**THE PROBLEM**
Make an exact copy of all the material below, apart from the pictures.

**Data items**
__________

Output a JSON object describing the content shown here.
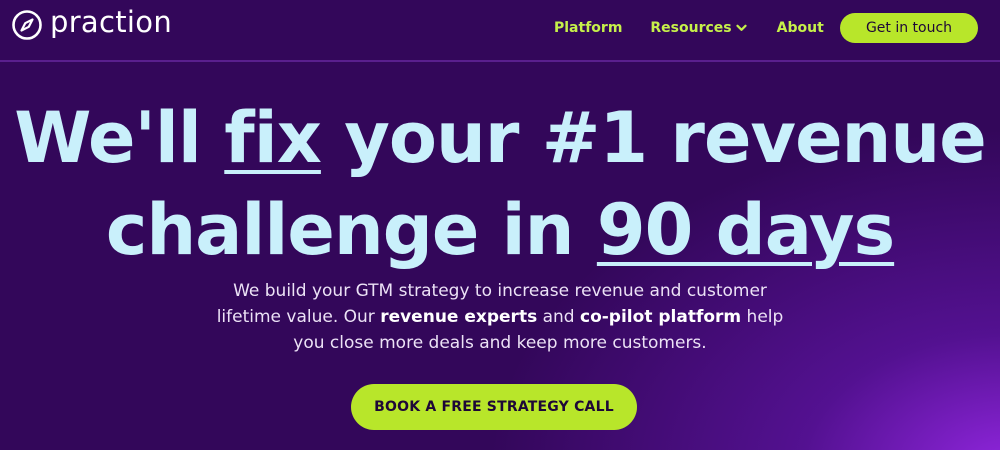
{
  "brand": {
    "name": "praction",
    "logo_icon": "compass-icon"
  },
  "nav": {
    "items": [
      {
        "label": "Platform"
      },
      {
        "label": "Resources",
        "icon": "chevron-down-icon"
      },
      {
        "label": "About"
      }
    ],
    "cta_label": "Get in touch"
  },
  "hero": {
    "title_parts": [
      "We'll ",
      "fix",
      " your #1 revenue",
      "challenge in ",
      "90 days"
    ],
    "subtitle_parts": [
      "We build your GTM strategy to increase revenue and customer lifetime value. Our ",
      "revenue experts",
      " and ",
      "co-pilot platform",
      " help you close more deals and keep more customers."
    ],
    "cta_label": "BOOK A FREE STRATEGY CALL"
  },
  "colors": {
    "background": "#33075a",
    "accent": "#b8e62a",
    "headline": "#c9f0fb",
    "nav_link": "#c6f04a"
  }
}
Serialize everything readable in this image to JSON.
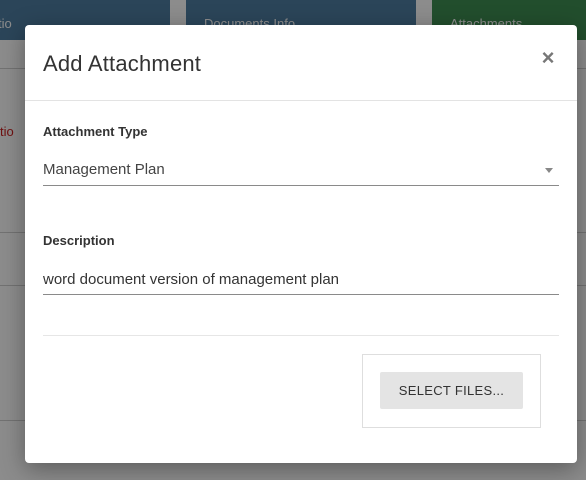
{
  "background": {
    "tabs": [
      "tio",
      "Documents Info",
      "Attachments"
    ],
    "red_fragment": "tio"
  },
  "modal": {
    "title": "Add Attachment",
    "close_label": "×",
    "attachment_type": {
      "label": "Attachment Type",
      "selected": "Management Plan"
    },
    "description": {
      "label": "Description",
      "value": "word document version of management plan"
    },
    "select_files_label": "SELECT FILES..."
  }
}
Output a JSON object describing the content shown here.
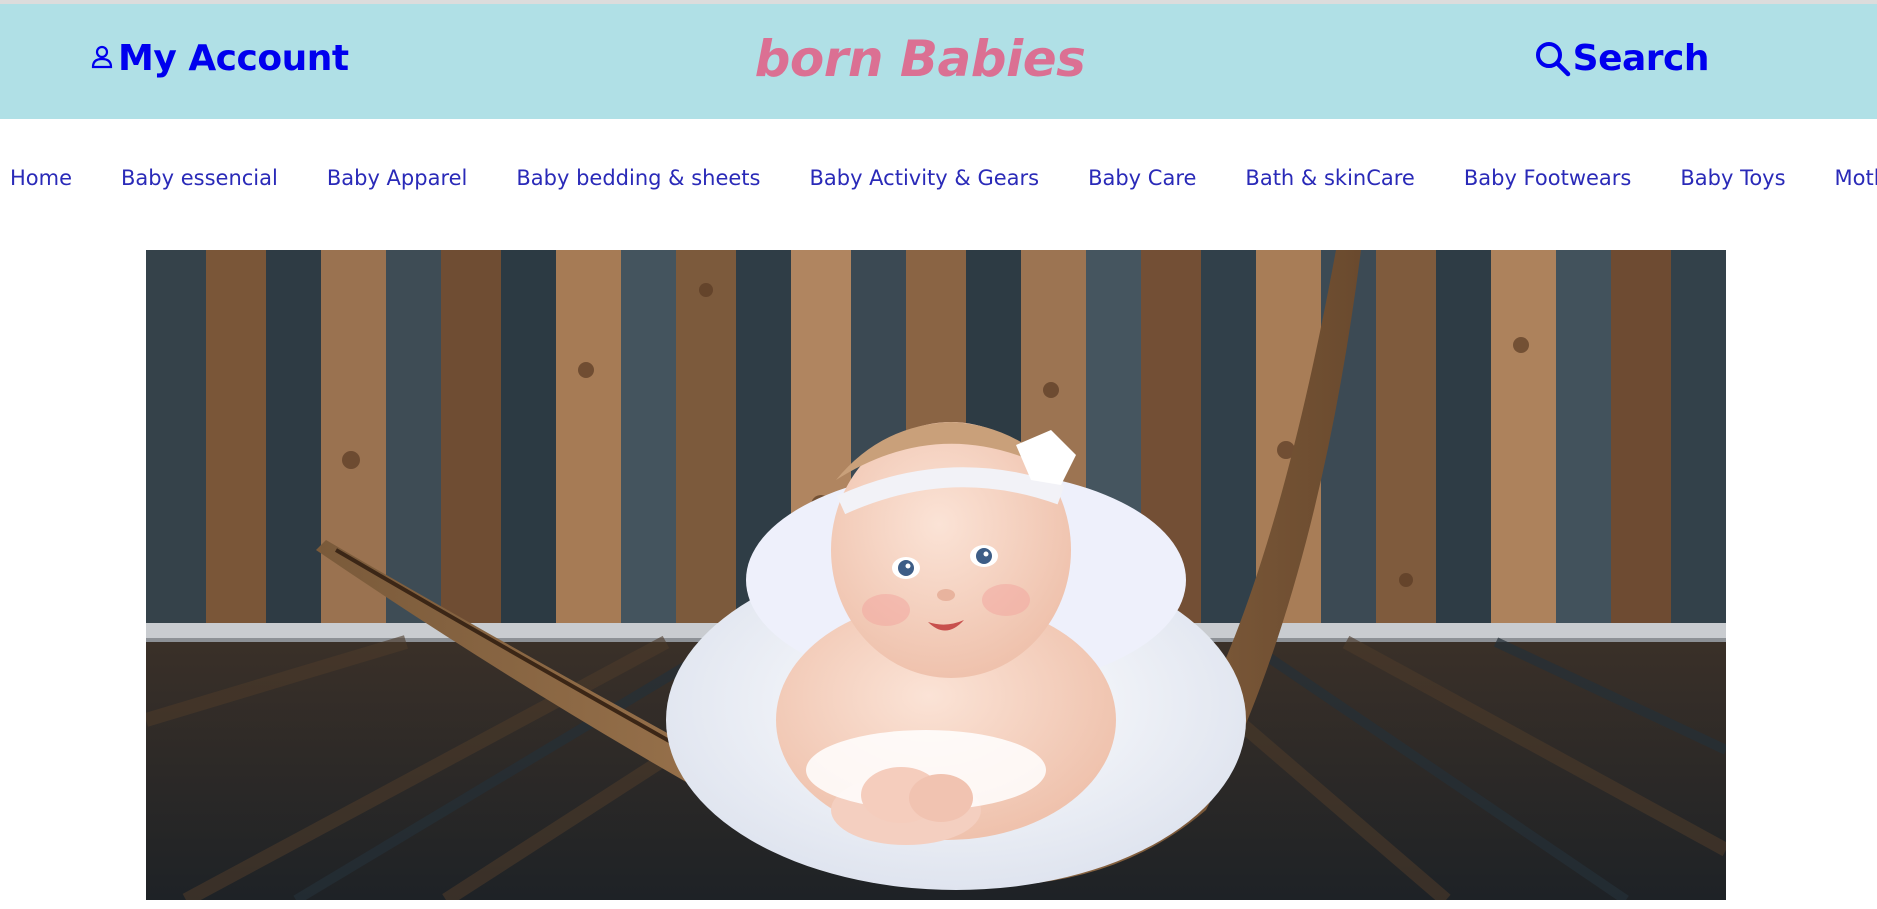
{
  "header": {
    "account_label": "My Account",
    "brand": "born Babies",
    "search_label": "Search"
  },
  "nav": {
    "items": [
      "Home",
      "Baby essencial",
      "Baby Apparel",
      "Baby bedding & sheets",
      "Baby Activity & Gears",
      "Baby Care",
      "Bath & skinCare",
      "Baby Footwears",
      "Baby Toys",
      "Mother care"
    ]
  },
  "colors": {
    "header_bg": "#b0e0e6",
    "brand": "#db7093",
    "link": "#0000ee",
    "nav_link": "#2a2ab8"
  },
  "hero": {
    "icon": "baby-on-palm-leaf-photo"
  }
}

__________

**RESULT FOR THIS TASK**
Output a JSON object describing the content shown here.
{
  "brand": {
    "name": "praction",
    "logo_icon": "compass-icon"
  },
  "nav": {
    "items": [
      {
        "label": "Platform"
      },
      {
        "label": "Resources",
        "icon": "chevron-down-icon"
      },
      {
        "label": "About"
      }
    ],
    "cta_label": "Get in touch"
  },
  "hero": {
    "title_parts": [
      "We'll ",
      "fix",
      " your #1 revenue",
      "challenge in ",
      "90 days"
    ],
    "subtitle_parts": [
      "We build your GTM strategy to increase revenue and customer lifetime value. Our ",
      "revenue experts",
      " and ",
      "co-pilot platform",
      " help you close more deals and keep more customers."
    ],
    "cta_label": "BOOK A FREE STRATEGY CALL"
  },
  "colors": {
    "background": "#33075a",
    "accent": "#b8e62a",
    "headline": "#c9f0fb",
    "nav_link": "#c6f04a"
  }
}
Serialize everything readable in this image to JSON.
{
  "background": {
    "tabs": [
      "tio",
      "Documents Info",
      "Attachments"
    ],
    "red_fragment": "tio"
  },
  "modal": {
    "title": "Add Attachment",
    "close_label": "×",
    "attachment_type": {
      "label": "Attachment Type",
      "selected": "Management Plan"
    },
    "description": {
      "label": "Description",
      "value": "word document version of management plan"
    },
    "select_files_label": "SELECT FILES..."
  }
}
Output a JSON object describing the content shown here.
{
  "header": {
    "account_label": "My Account",
    "brand": "born Babies",
    "search_label": "Search"
  },
  "nav": {
    "items": [
      "Home",
      "Baby essencial",
      "Baby Apparel",
      "Baby bedding & sheets",
      "Baby Activity & Gears",
      "Baby Care",
      "Bath & skinCare",
      "Baby Footwears",
      "Baby Toys",
      "Mother care"
    ]
  },
  "colors": {
    "header_bg": "#b0e0e6",
    "brand": "#db7093",
    "link": "#0000ee",
    "nav_link": "#2a2ab8"
  },
  "hero": {
    "icon": "baby-on-palm-leaf-photo"
  }
}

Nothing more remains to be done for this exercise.